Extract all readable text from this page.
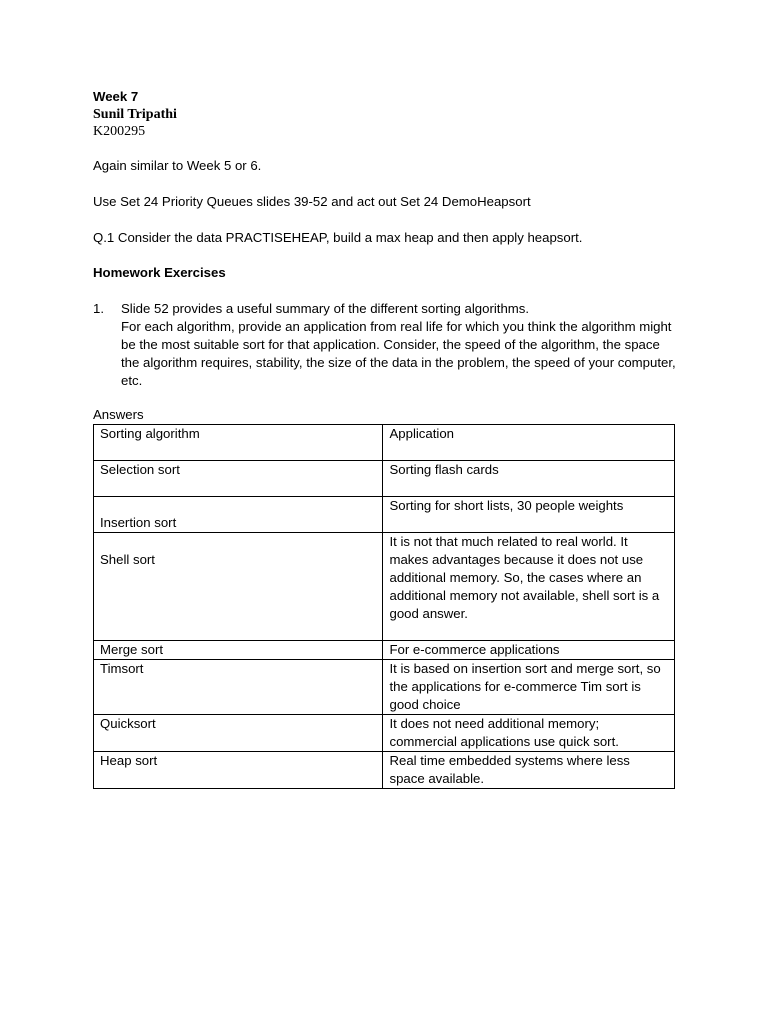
Week 7
Sunil Tripathi
K200295
Again similar to Week 5 or 6.
Use Set 24 Priority Queues slides 39-52 and act out Set 24 DemoHeapsort
Q.1 Consider the data PRACTISEHEAP, build a max heap and then apply heapsort.
Homework Exercises
1. Slide 52 provides a useful summary of the different sorting algorithms.
For each algorithm, provide an application from real life for which you think the algorithm might be the most suitable sort for that application. Consider, the speed of the algorithm, the space the algorithm requires, stability, the size of the data in the problem, the speed of your computer, etc.
Answers
Sorting algorithm	Application
Selection sort	Sorting flash cards
Insertion sort	Sorting for short lists, 30 people weights
Shell sort	It is not that much related to real world. It makes advantages because it does not use additional memory. So, the cases where an additional memory not available, shell sort is a good answer.
Merge sort	For e-commerce applications
Timsort	It is based on insertion sort and merge sort, so the applications for e-commerce Tim sort is good choice
Quicksort	It does not need additional memory; commercial applications use quick sort.
Heap sort	Real time embedded systems where less space available.
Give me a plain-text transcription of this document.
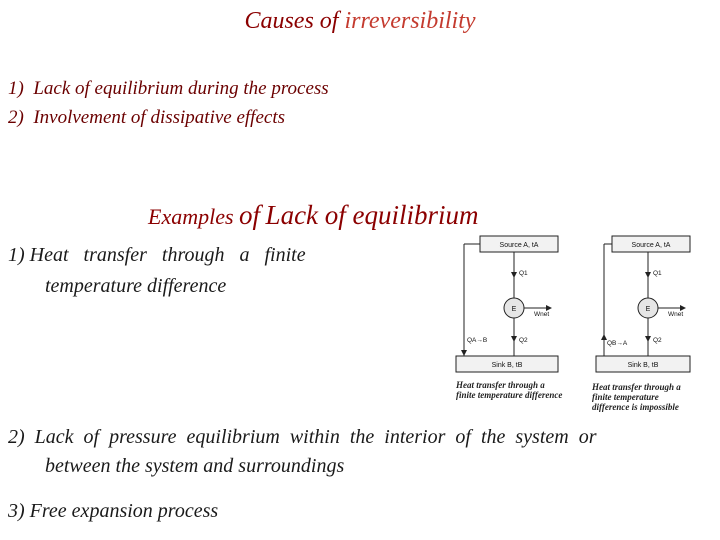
Causes of irreversibility
1) Lack of equilibrium during the process
2) Involvement of dissipative effects
Examples of Lack of equilibrium
1) Heat   transfer   through   a   finite
temperature difference
Source A, tA
Sink B, tB
QA→B
Q1
E
Wnet
Q2
Heat transfer through a finite temperature difference
Source A, tA
Sink B, tB
QB→A
Q1
E
Wnet
Q2
Heat transfer through a finite temperature difference is impossible
2) Lack  of  pressure  equilibrium  within  the  interior  of  the  system  or
between the system and surroundings
3) Free expansion process
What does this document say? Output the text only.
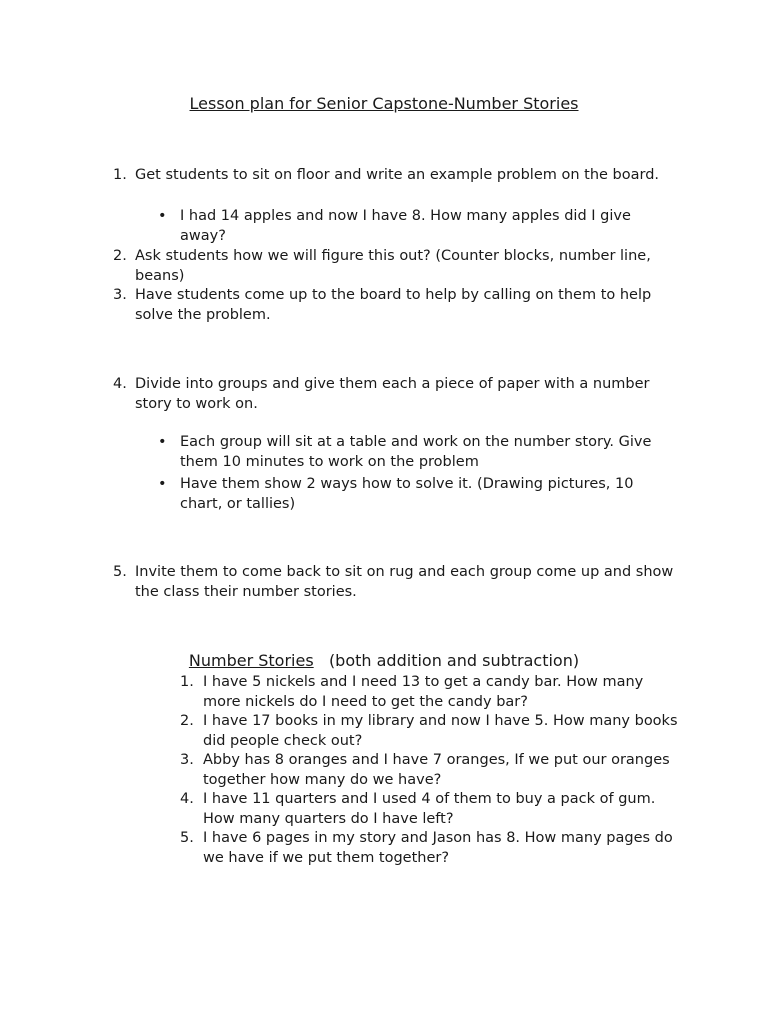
Lesson plan for Senior Capstone-Number Stories
1. Get students to sit on floor and write an example problem on the board.
• I had 14 apples and now I have 8. How many apples did I give away?
2. Ask students how we will figure this out? (Counter blocks, number line, beans)
3. Have students come up to the board to help by calling on them to help solve the problem.
4. Divide into groups and give them each a piece of paper with a number story to work on.
• Each group will sit at a table and work on the number story. Give them 10 minutes to work on the problem
• Have them show 2 ways how to solve it. (Drawing pictures, 10 chart, or tallies)
5. Invite them to come back to sit on rug and each group come up and show the class their number stories.
Number Stories (both addition and subtraction)
1. I have 5 nickels and I need 13 to get a candy bar. How many more nickels do I need to get the candy bar?
2. I have 17 books in my library and now I have 5. How many books did people check out?
3. Abby has 8 oranges and I have 7 oranges, If we put our oranges together how many do we have?
4. I have 11 quarters and I used 4 of them to buy a pack of gum. How many quarters do I have left?
5. I have 6 pages in my story and Jason has 8. How many pages do we have if we put them together?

-------

Repeat the entries exactly and keep the pictures out of the copy.

▸ Correct answer
Extract all readable text from this page.
Week 7
Sunil Tripathi
K200295
Again similar to Week 5 or 6.
Use Set 24 Priority Queues slides 39-52 and act out Set 24 DemoHeapsort
Q.1 Consider the data PRACTISEHEAP, build a max heap and then apply heapsort.
Homework Exercises
1. Slide 52 provides a useful summary of the different sorting algorithms.
For each algorithm, provide an application from real life for which you think the algorithm might be the most suitable sort for that application. Consider, the speed of the algorithm, the space the algorithm requires, stability, the size of the data in the problem, the speed of your computer, etc.
Answers
Sorting algorithm	Application
Selection sort	Sorting flash cards
Insertion sort	Sorting for short lists, 30 people weights
Shell sort	It is not that much related to real world. It makes advantages because it does not use additional memory. So, the cases where an additional memory not available, shell sort is a good answer.
Merge sort	For e-commerce applications
Timsort	It is based on insertion sort and merge sort, so the applications for e-commerce Tim sort is good choice
Quicksort	It does not need additional memory; commercial applications use quick sort.
Heap sort	Real time embedded systems where less space available.
Give me a plain-text transcription of this document.
Causes of irreversibility
1) Lack of equilibrium during the process
2) Involvement of dissipative effects
Examples of Lack of equilibrium
1) Heat   transfer   through   a   finite
temperature difference
Source A, tA
Sink B, tB
QA→B
Q1
E
Wnet
Q2
Heat transfer through a finite temperature difference
Source A, tA
Sink B, tB
QB→A
Q1
E
Wnet
Q2
Heat transfer through a finite temperature difference is impossible
2) Lack  of  pressure  equilibrium  within  the  interior  of  the  system  or
between the system and surroundings
3) Free expansion process
What does this document say? Output the text only.
Lesson plan for Senior Capstone-Number Stories
1. Get students to sit on floor and write an example problem on the board.
• I had 14 apples and now I have 8. How many apples did I give away?
2. Ask students how we will figure this out? (Counter blocks, number line, beans)
3. Have students come up to the board to help by calling on them to help solve the problem.
4. Divide into groups and give them each a piece of paper with a number story to work on.
• Each group will sit at a table and work on the number story. Give them 10 minutes to work on the problem
• Have them show 2 ways how to solve it. (Drawing pictures, 10 chart, or tallies)
5. Invite them to come back to sit on rug and each group come up and show the class their number stories.
Number Stories (both addition and subtraction)
1. I have 5 nickels and I need 13 to get a candy bar. How many more nickels do I need to get the candy bar?
2. I have 17 books in my library and now I have 5. How many books did people check out?
3. Abby has 8 oranges and I have 7 oranges, If we put our oranges together how many do we have?
4. I have 11 quarters and I used 4 of them to buy a pack of gum. How many quarters do I have left?
5. I have 6 pages in my story and Jason has 8. How many pages do we have if we put them together?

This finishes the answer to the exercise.